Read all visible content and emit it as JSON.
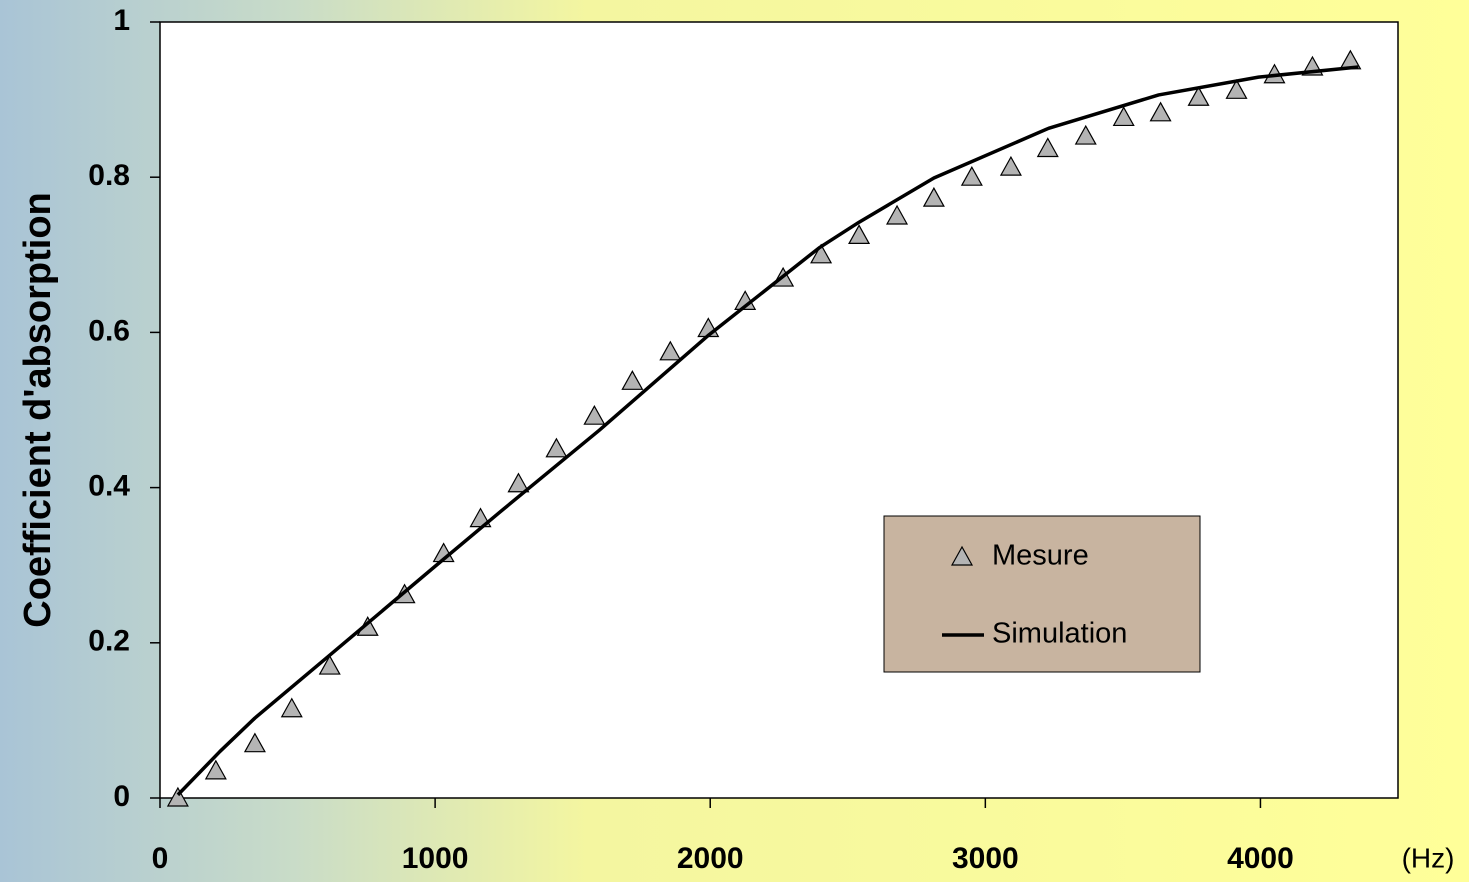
{
  "chart_data": {
    "type": "line",
    "y_label": "Coefficient d'absorption",
    "x_unit": "(Hz)",
    "xlim": [
      0,
      4500
    ],
    "xticks": [
      0,
      1000,
      2000,
      3000,
      4000
    ],
    "ylim": [
      0,
      1
    ],
    "yticks": [
      0,
      0.2,
      0.4,
      0.6,
      0.8,
      1
    ],
    "legend_position": "center-right",
    "series": [
      {
        "name": "Mesure",
        "style": "markers",
        "color": "#b4b4b4",
        "x": [
          65,
          203,
          345,
          479,
          617,
          755,
          889,
          1031,
          1165,
          1303,
          1441,
          1579,
          1717,
          1855,
          1993,
          2127,
          2265,
          2403,
          2541,
          2679,
          2813,
          2951,
          3093,
          3227,
          3365,
          3503,
          3637,
          3775,
          3913,
          4051,
          4189,
          4327
        ],
        "values": [
          0.0,
          0.035,
          0.07,
          0.115,
          0.17,
          0.22,
          0.262,
          0.315,
          0.36,
          0.405,
          0.45,
          0.492,
          0.537,
          0.575,
          0.605,
          0.64,
          0.67,
          0.7,
          0.725,
          0.75,
          0.773,
          0.8,
          0.813,
          0.837,
          0.853,
          0.877,
          0.883,
          0.903,
          0.912,
          0.932,
          0.942,
          0.95
        ]
      },
      {
        "name": "Simulation",
        "style": "line",
        "color": "#000000",
        "x": [
          65,
          218,
          345,
          617,
          998,
          1234,
          1597,
          1996,
          2396,
          2541,
          2813,
          3230,
          3630,
          3993,
          4356
        ],
        "values": [
          0.004,
          0.06,
          0.103,
          0.184,
          0.298,
          0.368,
          0.474,
          0.597,
          0.709,
          0.742,
          0.799,
          0.863,
          0.906,
          0.929,
          0.942
        ]
      }
    ]
  }
}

■ ■ ■

Work to complete ->
Copy everything in the records above except the pictures, exactly as written.

Task response ->
Read all visible content and emit it as JSON.
{
  "chart_data": {
    "type": "line",
    "y_label": "Coefficient d'absorption",
    "x_unit": "(Hz)",
    "xlim": [
      0,
      4500
    ],
    "xticks": [
      0,
      1000,
      2000,
      3000,
      4000
    ],
    "ylim": [
      0,
      1
    ],
    "yticks": [
      0,
      0.2,
      0.4,
      0.6,
      0.8,
      1
    ],
    "legend_position": "center-right",
    "series": [
      {
        "name": "Mesure",
        "style": "markers",
        "color": "#b4b4b4",
        "x": [
          65,
          203,
          345,
          479,
          617,
          755,
          889,
          1031,
          1165,
          1303,
          1441,
          1579,
          1717,
          1855,
          1993,
          2127,
          2265,
          2403,
          2541,
          2679,
          2813,
          2951,
          3093,
          3227,
          3365,
          3503,
          3637,
          3775,
          3913,
          4051,
          4189,
          4327
        ],
        "values": [
          0.0,
          0.035,
          0.07,
          0.115,
          0.17,
          0.22,
          0.262,
          0.315,
          0.36,
          0.405,
          0.45,
          0.492,
          0.537,
          0.575,
          0.605,
          0.64,
          0.67,
          0.7,
          0.725,
          0.75,
          0.773,
          0.8,
          0.813,
          0.837,
          0.853,
          0.877,
          0.883,
          0.903,
          0.912,
          0.932,
          0.942,
          0.95
        ]
      },
      {
        "name": "Simulation",
        "style": "line",
        "color": "#000000",
        "x": [
          65,
          218,
          345,
          617,
          998,
          1234,
          1597,
          1996,
          2396,
          2541,
          2813,
          3230,
          3630,
          3993,
          4356
        ],
        "values": [
          0.004,
          0.06,
          0.103,
          0.184,
          0.298,
          0.368,
          0.474,
          0.597,
          0.709,
          0.742,
          0.799,
          0.863,
          0.906,
          0.929,
          0.942
        ]
      }
    ]
  }
}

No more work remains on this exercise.